__Dataset listings of figures__
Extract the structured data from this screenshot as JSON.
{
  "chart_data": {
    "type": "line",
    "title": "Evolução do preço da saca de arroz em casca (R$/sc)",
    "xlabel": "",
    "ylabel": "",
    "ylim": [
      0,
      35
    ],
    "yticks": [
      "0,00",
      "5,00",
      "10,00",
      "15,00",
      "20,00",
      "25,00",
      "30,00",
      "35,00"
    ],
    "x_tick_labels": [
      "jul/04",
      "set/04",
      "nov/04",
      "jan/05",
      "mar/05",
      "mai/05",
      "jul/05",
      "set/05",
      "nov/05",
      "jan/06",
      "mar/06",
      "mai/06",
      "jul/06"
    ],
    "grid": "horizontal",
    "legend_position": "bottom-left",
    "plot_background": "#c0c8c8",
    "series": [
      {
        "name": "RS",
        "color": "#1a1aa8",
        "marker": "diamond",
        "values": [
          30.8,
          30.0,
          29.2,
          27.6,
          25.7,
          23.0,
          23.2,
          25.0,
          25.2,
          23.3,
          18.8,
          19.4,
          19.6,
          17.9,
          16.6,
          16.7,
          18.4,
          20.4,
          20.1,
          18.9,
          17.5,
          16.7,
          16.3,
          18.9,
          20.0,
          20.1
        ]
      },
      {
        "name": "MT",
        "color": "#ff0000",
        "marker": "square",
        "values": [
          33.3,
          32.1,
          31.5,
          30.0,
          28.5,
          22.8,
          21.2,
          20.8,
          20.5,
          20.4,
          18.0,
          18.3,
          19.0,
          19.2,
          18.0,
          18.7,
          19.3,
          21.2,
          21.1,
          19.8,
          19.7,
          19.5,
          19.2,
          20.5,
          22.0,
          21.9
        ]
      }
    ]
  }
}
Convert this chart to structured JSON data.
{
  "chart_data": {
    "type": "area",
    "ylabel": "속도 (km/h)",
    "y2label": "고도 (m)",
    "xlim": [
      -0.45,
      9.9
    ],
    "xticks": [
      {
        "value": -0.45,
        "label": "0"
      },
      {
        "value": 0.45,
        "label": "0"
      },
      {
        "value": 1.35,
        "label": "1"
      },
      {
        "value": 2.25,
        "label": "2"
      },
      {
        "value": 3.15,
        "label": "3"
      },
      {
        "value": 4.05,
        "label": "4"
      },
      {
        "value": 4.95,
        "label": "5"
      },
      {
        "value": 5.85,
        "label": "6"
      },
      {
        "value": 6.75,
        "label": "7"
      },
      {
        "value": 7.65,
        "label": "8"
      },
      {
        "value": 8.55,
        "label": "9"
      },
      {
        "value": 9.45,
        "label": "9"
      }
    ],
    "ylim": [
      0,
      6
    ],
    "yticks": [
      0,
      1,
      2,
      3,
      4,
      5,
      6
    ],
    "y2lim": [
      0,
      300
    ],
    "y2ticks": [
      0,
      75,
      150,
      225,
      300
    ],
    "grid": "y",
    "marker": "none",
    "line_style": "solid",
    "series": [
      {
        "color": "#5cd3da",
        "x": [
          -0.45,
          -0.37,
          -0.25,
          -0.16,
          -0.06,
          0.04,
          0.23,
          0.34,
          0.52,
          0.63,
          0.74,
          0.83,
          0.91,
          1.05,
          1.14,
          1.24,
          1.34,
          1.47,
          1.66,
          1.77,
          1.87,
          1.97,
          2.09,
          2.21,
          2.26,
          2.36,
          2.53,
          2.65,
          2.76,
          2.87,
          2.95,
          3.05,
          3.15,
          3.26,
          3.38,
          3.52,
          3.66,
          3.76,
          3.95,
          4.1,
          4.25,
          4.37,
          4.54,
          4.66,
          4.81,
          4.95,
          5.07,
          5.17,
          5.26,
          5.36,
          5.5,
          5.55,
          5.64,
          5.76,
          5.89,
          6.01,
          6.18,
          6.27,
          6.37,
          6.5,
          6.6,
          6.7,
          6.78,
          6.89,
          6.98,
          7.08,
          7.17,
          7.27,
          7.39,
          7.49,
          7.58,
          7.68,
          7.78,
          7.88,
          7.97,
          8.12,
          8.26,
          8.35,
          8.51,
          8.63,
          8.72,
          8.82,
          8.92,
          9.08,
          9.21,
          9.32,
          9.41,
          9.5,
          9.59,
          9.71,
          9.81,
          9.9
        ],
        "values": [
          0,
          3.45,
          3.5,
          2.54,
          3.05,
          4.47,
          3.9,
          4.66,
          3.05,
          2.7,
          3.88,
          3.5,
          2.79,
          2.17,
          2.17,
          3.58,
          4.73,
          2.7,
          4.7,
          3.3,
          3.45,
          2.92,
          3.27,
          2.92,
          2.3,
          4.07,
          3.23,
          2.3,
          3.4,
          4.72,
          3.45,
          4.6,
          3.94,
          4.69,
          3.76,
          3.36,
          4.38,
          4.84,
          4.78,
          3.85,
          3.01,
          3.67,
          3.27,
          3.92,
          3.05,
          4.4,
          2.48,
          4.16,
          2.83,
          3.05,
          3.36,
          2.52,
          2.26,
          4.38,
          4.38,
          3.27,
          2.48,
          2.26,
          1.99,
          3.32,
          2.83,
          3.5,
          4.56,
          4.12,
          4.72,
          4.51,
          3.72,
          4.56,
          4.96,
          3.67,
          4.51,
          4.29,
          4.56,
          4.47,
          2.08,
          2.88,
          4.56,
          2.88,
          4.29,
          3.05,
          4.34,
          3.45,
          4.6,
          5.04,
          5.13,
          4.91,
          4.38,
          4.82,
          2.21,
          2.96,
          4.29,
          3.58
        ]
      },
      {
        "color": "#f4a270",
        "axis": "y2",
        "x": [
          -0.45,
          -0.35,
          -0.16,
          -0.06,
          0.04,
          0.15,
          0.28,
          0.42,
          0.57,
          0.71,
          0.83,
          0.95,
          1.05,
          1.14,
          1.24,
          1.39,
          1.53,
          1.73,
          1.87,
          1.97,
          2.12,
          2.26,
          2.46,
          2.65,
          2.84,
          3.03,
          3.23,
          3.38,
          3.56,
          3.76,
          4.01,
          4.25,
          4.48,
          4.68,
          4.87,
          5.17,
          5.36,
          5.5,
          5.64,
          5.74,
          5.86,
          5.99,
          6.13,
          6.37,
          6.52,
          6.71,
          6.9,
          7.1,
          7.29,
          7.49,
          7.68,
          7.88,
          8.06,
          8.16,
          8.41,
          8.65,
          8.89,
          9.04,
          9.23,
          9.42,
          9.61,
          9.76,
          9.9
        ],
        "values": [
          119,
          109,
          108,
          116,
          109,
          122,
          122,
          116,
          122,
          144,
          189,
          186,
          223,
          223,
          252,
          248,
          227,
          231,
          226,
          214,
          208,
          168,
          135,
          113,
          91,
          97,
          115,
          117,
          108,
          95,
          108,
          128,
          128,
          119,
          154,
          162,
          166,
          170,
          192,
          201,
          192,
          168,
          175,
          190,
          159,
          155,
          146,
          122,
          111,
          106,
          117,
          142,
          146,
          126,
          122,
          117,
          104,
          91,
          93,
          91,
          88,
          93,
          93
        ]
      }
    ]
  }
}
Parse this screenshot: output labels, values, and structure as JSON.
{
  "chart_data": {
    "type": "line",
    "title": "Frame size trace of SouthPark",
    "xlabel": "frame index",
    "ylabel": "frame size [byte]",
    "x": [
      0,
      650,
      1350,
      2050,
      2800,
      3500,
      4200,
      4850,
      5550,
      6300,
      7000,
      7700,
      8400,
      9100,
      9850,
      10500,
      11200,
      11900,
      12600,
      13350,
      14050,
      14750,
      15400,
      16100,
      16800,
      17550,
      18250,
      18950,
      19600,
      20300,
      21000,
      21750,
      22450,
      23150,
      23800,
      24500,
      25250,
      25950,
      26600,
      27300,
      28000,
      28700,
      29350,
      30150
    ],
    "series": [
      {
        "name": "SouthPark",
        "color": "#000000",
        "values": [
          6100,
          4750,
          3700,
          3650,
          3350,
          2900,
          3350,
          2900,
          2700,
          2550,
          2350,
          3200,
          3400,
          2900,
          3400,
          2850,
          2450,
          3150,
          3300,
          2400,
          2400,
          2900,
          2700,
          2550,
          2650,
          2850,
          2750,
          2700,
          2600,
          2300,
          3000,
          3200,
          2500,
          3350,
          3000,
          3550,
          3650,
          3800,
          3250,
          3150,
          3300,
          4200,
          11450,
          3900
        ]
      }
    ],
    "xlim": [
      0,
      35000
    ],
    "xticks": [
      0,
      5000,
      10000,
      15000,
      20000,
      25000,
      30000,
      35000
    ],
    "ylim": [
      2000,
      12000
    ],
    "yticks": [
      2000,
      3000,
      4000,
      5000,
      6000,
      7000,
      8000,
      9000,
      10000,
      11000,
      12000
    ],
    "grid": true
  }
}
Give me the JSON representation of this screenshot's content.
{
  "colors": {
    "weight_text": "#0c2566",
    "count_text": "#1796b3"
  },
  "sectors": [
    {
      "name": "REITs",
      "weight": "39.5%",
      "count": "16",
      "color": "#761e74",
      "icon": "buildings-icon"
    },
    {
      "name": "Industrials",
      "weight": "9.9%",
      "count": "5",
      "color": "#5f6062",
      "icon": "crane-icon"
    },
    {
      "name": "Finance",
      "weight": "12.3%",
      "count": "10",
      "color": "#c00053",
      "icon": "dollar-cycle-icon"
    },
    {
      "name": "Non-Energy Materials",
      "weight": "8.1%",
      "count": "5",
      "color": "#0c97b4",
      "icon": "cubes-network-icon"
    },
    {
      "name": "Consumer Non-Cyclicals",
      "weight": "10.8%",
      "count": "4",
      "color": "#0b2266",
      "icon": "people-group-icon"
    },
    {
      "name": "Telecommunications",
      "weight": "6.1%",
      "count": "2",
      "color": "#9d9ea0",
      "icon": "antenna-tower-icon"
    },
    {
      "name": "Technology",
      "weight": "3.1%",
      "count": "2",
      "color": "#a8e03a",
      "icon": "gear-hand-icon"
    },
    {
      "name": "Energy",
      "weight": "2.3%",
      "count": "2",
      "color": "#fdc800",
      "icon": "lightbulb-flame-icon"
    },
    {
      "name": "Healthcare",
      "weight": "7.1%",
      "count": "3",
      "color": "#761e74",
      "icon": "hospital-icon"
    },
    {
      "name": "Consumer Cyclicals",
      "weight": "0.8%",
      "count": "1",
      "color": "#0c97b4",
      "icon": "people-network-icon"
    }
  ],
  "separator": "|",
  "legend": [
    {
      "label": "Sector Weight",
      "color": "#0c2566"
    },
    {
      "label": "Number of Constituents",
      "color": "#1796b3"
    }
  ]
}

__WHAT THE TASK REQUIRES__
Pull out every line of the entries that includes the word "Energy".

__SOLUTION FOR THIS TASK__
      "name": "Non-Energy Materials",
      "name": "Energy",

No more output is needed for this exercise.